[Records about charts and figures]
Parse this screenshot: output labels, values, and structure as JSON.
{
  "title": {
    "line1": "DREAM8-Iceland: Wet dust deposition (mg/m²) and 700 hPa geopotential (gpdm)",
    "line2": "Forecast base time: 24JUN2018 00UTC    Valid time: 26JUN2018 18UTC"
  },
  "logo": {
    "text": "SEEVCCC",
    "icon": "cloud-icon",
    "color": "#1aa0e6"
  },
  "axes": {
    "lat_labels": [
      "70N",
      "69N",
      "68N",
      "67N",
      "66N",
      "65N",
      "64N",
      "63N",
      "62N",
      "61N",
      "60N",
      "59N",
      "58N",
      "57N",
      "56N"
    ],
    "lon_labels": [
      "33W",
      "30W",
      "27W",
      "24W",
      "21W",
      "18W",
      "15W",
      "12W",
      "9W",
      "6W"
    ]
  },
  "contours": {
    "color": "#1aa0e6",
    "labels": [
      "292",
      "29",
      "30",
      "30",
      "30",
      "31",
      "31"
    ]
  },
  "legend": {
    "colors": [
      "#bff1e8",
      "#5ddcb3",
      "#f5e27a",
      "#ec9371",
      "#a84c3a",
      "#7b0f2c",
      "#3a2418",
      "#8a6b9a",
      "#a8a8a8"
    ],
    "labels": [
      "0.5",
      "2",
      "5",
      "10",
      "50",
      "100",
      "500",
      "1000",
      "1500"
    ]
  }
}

PROBLEM DESCRIPTION: Print back all the lines verbatim.

ANSWER TO THE EXERCISE:
Parse this screenshot: output labels, values, and structure as JSON.
{
  "title": {
    "line1": "DREAM8-Iceland: Wet dust deposition (mg/m²) and 700 hPa geopotential (gpdm)",
    "line2": "Forecast base time: 24JUN2018 00UTC    Valid time: 26JUN2018 18UTC"
  },
  "logo": {
    "text": "SEEVCCC",
    "icon": "cloud-icon",
    "color": "#1aa0e6"
  },
  "axes": {
    "lat_labels": [
      "70N",
      "69N",
      "68N",
      "67N",
      "66N",
      "65N",
      "64N",
      "63N",
      "62N",
      "61N",
      "60N",
      "59N",
      "58N",
      "57N",
      "56N"
    ],
    "lon_labels": [
      "33W",
      "30W",
      "27W",
      "24W",
      "21W",
      "18W",
      "15W",
      "12W",
      "9W",
      "6W"
    ]
  },
  "contours": {
    "color": "#1aa0e6",
    "labels": [
      "292",
      "29",
      "30",
      "30",
      "30",
      "31",
      "31"
    ]
  },
  "legend": {
    "colors": [
      "#bff1e8",
      "#5ddcb3",
      "#f5e27a",
      "#ec9371",
      "#a84c3a",
      "#7b0f2c",
      "#3a2418",
      "#8a6b9a",
      "#a8a8a8"
    ],
    "labels": [
      "0.5",
      "2",
      "5",
      "10",
      "50",
      "100",
      "500",
      "1000",
      "1500"
    ]
  }
}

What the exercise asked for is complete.